§ EXERCISE BRIEF
Leave the pictures out and transcribe every record exactly.

Begin AVAILABLE DATA

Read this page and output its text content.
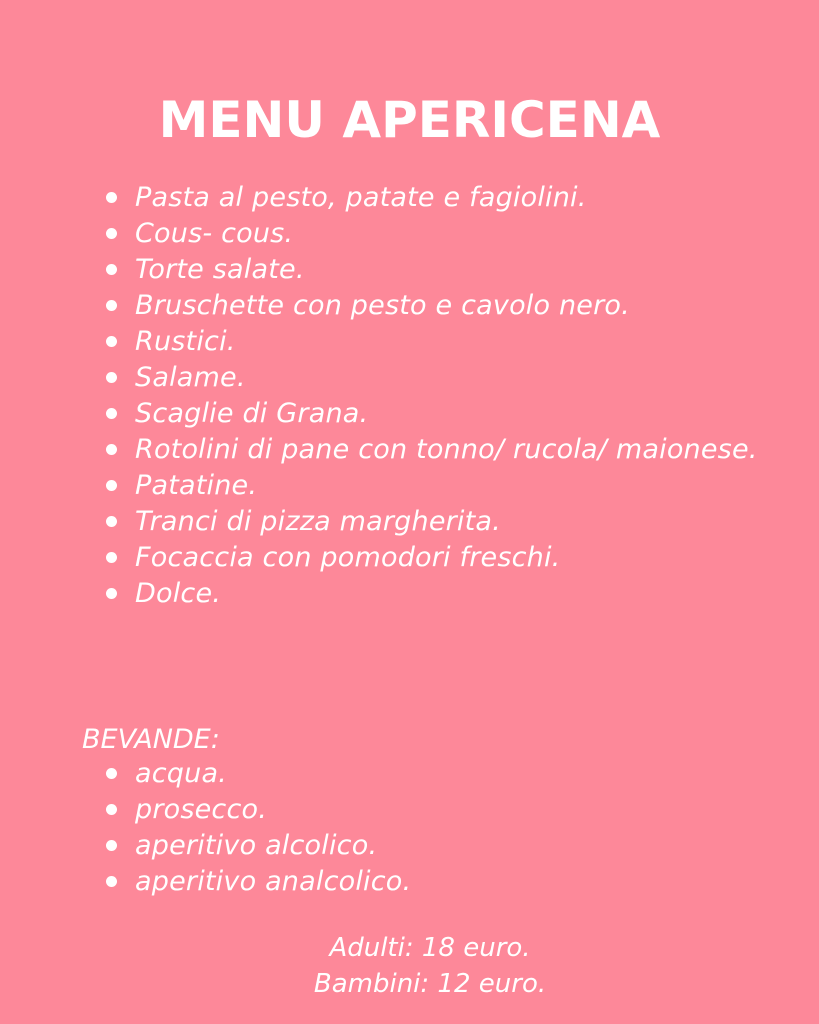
MENU APERICENA
Pasta al pesto, patate e fagiolini.
Cous- cous.
Torte salate.
Bruschette con pesto e cavolo nero.
Rustici.
Salame.
Scaglie di Grana.
Rotolini di pane con tonno/ rucola/ maionese.
Patatine.
Tranci di pizza margherita.
Focaccia con pomodori freschi.
Dolce.

BEVANDE:

acqua.
prosecco.
aperitivo alcolico.
aperitivo analcolico.

Adulti: 18 euro.

Bambini: 12 euro.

End AVAILABLE DATA

§ ANSWER FOR THE TASK
Read this page and output its text content.
MENU APERICENA
Pasta al pesto, patate e fagiolini.
Cous- cous.
Torte salate.
Bruschette con pesto e cavolo nero.
Rustici.
Salame.
Scaglie di Grana.
Rotolini di pane con tonno/ rucola/ maionese.
Patatine.
Tranci di pizza margherita.
Focaccia con pomodori freschi.
Dolce.

BEVANDE:

acqua.
prosecco.
aperitivo alcolico.
aperitivo analcolico.

Adulti: 18 euro.

Bambini: 12 euro.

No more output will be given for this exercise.